> INSTRUCTION
Gather each line of the entries below that includes "Than".

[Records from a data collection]
☆ ☆ ☆

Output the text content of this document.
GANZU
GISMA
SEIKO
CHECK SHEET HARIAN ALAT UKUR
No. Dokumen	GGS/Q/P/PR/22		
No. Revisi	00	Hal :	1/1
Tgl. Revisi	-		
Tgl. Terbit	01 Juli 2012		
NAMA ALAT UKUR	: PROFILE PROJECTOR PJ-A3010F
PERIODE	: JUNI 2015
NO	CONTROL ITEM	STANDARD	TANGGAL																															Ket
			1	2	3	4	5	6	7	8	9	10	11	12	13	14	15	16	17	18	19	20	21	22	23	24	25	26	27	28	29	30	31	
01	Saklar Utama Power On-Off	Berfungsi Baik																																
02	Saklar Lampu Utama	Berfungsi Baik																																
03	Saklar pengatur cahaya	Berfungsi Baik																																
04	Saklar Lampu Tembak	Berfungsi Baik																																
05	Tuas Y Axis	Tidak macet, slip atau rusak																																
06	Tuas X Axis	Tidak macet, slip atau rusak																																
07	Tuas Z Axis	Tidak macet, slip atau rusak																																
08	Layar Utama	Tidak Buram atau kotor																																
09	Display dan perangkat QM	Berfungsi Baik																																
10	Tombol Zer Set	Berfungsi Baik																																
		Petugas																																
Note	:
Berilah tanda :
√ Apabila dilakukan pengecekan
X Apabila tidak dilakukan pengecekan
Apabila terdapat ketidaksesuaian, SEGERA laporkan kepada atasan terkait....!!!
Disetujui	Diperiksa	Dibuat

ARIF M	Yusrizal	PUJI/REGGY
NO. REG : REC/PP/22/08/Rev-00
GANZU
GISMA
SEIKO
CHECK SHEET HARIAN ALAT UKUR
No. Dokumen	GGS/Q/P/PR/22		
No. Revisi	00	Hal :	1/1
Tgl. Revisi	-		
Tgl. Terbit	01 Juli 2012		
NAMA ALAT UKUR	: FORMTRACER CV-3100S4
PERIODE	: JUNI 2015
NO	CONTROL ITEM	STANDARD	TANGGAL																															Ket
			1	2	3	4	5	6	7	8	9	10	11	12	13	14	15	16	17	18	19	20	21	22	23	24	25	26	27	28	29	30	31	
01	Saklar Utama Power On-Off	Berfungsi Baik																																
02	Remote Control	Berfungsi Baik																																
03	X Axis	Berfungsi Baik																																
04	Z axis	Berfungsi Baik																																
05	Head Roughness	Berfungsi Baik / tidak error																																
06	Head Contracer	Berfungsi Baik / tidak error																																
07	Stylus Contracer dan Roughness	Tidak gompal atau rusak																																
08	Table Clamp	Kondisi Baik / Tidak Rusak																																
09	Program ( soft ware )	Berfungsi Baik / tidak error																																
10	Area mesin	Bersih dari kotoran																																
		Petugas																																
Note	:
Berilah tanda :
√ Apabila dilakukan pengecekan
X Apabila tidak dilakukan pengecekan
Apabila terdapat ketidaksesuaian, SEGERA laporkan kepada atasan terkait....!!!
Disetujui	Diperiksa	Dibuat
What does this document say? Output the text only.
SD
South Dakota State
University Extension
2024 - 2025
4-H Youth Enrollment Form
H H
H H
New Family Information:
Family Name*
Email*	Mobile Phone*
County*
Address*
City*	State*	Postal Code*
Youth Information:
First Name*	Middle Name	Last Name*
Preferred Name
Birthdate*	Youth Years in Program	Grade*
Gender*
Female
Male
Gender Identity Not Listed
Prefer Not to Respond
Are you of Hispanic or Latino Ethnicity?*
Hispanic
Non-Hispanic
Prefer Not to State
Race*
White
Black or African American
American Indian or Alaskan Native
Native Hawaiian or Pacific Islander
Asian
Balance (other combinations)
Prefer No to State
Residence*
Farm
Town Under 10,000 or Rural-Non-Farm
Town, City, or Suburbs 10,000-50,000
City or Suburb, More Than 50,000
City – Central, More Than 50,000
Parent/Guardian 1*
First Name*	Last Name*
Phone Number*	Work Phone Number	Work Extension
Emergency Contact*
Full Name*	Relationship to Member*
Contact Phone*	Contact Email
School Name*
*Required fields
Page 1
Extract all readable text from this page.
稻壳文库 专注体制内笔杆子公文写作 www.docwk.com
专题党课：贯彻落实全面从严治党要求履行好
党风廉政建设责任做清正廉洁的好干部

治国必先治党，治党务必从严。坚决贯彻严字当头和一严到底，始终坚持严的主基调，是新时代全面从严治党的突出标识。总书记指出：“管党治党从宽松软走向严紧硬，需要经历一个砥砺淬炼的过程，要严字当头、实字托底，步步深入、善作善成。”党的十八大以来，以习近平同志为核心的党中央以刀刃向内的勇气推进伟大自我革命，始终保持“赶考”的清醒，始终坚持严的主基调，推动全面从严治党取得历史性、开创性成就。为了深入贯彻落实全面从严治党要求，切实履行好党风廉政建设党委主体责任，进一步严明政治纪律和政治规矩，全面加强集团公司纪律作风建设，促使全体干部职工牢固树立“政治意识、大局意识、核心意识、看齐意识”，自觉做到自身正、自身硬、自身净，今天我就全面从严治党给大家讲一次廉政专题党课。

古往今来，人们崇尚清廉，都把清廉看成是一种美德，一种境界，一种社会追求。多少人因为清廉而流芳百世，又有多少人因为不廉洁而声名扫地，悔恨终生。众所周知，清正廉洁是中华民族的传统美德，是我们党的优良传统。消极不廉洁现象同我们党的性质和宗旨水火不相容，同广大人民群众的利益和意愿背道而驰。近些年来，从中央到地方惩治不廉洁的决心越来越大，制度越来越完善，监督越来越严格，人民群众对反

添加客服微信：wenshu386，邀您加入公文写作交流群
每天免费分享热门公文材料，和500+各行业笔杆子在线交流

☆ ☆ ☆

> OUTPUT FOR THIS TASK
City or Suburb, More Than 50,000
City – Central, More Than 50,000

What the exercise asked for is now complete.